| Problem |
Copy every line from the data below in which the string "text" can be found.

| Extracted information |
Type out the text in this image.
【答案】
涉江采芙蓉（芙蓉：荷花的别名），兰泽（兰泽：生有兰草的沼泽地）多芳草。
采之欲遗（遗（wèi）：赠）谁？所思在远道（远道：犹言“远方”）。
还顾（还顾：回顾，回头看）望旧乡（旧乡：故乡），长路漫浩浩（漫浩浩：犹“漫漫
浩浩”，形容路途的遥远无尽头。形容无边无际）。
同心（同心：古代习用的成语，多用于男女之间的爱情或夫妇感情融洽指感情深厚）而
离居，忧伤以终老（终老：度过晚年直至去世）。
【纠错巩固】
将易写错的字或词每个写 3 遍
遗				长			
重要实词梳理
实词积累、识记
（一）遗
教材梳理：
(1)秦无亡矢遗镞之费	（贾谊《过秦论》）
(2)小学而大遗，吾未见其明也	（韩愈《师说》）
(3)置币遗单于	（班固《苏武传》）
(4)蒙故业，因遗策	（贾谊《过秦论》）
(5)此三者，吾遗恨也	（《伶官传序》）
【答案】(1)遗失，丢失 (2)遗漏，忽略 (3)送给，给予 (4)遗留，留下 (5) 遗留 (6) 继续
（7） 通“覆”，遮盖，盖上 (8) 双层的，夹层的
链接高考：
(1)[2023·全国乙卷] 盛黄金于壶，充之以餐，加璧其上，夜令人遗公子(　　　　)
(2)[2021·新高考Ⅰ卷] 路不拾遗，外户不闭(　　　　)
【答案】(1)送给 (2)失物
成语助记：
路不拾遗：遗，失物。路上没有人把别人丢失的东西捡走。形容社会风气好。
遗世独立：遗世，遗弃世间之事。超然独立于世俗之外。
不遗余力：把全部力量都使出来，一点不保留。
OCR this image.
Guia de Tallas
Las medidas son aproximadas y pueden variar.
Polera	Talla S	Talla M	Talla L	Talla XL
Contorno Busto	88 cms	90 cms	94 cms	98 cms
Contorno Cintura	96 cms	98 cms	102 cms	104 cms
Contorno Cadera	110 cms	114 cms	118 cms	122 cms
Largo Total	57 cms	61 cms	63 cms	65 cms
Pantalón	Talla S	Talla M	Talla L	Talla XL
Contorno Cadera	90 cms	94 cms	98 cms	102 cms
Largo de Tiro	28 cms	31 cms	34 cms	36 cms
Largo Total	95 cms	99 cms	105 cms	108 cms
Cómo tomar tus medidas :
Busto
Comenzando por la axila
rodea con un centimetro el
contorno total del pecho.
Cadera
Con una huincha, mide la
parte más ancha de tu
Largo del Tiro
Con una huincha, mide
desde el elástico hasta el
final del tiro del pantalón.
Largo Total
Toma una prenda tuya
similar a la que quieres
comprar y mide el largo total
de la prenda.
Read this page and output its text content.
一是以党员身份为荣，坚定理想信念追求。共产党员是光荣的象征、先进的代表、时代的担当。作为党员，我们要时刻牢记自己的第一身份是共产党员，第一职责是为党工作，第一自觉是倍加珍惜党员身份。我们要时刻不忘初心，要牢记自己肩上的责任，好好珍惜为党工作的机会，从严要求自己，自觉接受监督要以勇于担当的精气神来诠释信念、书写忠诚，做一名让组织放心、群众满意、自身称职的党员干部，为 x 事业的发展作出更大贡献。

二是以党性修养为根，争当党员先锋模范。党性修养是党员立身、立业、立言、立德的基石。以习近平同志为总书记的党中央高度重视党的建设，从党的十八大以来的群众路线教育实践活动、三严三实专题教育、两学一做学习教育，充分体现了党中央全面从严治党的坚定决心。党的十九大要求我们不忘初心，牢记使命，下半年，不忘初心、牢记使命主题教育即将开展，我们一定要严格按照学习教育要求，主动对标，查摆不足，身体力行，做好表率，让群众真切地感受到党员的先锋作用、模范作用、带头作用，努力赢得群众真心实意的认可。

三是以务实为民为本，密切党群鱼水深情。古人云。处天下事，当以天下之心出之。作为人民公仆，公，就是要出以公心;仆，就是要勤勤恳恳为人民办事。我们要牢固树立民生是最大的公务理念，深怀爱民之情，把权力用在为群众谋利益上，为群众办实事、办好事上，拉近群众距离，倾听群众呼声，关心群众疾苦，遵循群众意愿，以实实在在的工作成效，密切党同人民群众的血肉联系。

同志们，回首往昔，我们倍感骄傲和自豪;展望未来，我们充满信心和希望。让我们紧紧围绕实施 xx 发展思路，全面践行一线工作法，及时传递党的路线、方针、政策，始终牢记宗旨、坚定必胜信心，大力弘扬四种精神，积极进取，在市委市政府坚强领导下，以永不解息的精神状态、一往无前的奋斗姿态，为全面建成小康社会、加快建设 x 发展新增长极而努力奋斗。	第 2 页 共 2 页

| Task solution |
Type out the text in this image.
Read this page and output its text content.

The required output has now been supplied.